• [PROBLEM TO WORK ON]: Images appear in the records below; leave them out and repeat everything else exactly.

[Records from a dataset]
···

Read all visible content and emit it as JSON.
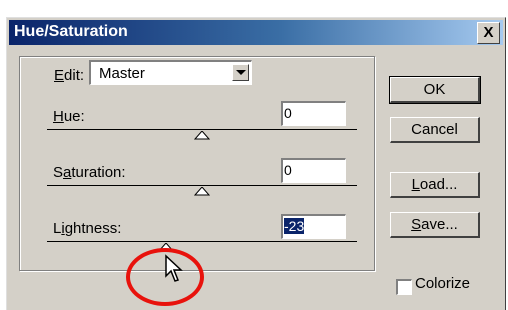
{
  "dialog": {
    "title": "Hue/Saturation",
    "close_label": "X"
  },
  "edit": {
    "label_prefix": "E",
    "label_rest": "dit:",
    "selected": "Master"
  },
  "sliders": [
    {
      "label_pre": "",
      "label_u": "H",
      "label_post": "ue:",
      "value": "0",
      "thumb_fraction": 0.5
    },
    {
      "label_pre": "S",
      "label_u": "a",
      "label_post": "turation:",
      "value": "0",
      "thumb_fraction": 0.5
    },
    {
      "label_pre": "L",
      "label_u": "i",
      "label_post": "ghtness:",
      "value": "-23",
      "thumb_fraction": 0.385
    }
  ],
  "buttons": {
    "ok": "OK",
    "cancel": "Cancel",
    "load_u": "L",
    "load_rest": "oad...",
    "save_u": "S",
    "save_rest": "ave..."
  },
  "colorize": {
    "label": "Colorize",
    "checked": false
  },
  "colors": {
    "title_start": "#0a246a",
    "title_end": "#a6caf0",
    "face": "#d4d0c8",
    "highlight_circle": "#e8120c"
  }
}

···

• [WRITTEN ANSWER]:
Read all visible content and emit it as JSON.
{
  "dialog": {
    "title": "Hue/Saturation",
    "close_label": "X"
  },
  "edit": {
    "label_prefix": "E",
    "label_rest": "dit:",
    "selected": "Master"
  },
  "sliders": [
    {
      "label_pre": "",
      "label_u": "H",
      "label_post": "ue:",
      "value": "0",
      "thumb_fraction": 0.5
    },
    {
      "label_pre": "S",
      "label_u": "a",
      "label_post": "turation:",
      "value": "0",
      "thumb_fraction": 0.5
    },
    {
      "label_pre": "L",
      "label_u": "i",
      "label_post": "ghtness:",
      "value": "-23",
      "thumb_fraction": 0.385
    }
  ],
  "buttons": {
    "ok": "OK",
    "cancel": "Cancel",
    "load_u": "L",
    "load_rest": "oad...",
    "save_u": "S",
    "save_rest": "ave..."
  },
  "colorize": {
    "label": "Colorize",
    "checked": false
  },
  "colors": {
    "title_start": "#0a246a",
    "title_end": "#a6caf0",
    "face": "#d4d0c8",
    "highlight_circle": "#e8120c"
  }
}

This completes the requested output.